** START OF Data to process **

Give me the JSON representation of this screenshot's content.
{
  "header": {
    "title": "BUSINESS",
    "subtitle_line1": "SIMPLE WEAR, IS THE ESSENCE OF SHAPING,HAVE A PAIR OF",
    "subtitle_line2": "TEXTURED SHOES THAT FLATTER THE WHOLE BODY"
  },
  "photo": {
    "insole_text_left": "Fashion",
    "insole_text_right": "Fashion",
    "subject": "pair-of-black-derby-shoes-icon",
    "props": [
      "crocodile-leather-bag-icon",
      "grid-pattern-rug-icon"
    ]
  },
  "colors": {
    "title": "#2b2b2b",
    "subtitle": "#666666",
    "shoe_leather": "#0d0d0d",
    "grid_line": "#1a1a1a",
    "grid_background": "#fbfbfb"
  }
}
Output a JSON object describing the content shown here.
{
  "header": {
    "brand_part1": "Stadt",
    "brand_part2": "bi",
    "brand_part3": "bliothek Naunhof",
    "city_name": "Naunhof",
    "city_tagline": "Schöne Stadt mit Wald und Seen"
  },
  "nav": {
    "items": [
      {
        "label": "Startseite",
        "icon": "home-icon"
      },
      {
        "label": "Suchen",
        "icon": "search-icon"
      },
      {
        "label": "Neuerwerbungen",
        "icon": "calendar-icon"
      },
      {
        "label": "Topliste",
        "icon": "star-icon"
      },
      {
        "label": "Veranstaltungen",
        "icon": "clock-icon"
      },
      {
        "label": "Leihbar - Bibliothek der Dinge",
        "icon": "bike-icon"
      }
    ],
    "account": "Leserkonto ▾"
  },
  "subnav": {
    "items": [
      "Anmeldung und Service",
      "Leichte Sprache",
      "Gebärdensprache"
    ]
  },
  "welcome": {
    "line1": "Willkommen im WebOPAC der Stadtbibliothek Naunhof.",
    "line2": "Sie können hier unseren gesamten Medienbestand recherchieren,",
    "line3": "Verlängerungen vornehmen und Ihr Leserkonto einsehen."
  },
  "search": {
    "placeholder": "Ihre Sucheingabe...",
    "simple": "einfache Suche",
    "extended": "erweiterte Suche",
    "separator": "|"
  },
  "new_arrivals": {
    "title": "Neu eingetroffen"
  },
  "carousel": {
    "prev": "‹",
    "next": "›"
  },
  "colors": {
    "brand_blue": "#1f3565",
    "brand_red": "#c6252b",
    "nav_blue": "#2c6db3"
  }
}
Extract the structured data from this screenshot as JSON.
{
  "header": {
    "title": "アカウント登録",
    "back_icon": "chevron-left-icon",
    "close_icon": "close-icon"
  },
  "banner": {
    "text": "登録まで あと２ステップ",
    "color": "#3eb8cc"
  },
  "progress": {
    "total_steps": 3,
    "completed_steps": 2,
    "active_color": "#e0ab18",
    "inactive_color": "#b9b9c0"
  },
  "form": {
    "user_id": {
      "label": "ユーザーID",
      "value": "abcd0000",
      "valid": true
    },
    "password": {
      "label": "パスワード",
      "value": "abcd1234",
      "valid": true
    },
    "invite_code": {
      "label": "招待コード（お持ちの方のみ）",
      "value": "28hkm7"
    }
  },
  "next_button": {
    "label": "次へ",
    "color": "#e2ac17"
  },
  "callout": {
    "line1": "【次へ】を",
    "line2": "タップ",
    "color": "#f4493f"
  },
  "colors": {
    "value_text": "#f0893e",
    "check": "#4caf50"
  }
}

** END OF Data to process **

Prompt: Go through the records above, find every line with the word "Naunhof", and list those lines.

Answer to the exercise:
    "brand_part3": "bliothek Naunhof",
    "city_name": "Naunhof",
    "line1": "Willkommen im WebOPAC der Stadtbibliothek Naunhof.",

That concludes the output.